Available records:
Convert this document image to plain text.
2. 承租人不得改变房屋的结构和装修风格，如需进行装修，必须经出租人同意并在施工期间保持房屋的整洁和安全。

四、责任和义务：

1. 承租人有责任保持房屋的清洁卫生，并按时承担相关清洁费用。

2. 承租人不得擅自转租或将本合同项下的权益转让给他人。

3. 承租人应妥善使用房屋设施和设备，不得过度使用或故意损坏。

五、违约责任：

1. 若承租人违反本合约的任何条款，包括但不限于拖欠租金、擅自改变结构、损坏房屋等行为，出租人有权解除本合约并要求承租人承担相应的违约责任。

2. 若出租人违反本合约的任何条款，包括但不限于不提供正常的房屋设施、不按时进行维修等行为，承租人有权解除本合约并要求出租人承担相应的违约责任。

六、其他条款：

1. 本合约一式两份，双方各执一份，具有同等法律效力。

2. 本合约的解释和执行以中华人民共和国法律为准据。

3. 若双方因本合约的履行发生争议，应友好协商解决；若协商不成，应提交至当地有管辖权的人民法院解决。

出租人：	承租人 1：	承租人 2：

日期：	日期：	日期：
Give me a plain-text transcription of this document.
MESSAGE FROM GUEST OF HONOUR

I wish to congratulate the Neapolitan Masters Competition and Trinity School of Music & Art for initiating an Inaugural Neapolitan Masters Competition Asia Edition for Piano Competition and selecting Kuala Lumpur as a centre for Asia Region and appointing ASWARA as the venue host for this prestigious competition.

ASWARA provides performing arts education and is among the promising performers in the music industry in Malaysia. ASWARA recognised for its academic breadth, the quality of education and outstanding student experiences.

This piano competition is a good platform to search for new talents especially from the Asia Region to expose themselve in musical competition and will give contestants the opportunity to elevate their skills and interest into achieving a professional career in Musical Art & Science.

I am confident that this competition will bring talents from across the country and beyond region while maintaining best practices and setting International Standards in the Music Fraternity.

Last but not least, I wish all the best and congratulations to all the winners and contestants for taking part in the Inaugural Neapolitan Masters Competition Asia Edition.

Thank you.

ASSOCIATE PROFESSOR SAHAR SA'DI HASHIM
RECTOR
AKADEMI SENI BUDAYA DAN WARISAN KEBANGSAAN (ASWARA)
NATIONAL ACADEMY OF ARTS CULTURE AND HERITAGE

Exercise objective:
Copy out each line of the records where the string "Asia" appears.

Full output:
I wish to congratulate the Neapolitan Masters Competition and Trinity School of Music & Art for initiating an Inaugural Neapolitan Masters Competition Asia Edition for Piano Competition and selecting Kuala Lumpur as a centre for Asia Region and appointing ASWARA as the venue host for this prestigious competition.
This piano competition is a good platform to search for new talents especially from the Asia Region to expose themselve in musical competition and will give contestants the opportunity to elevate their skills and interest into achieving a professional career in Musical Art & Science.
Last but not least, I wish all the best and congratulations to all the winners and contestants for taking part in the Inaugural Neapolitan Masters Competition Asia Edition.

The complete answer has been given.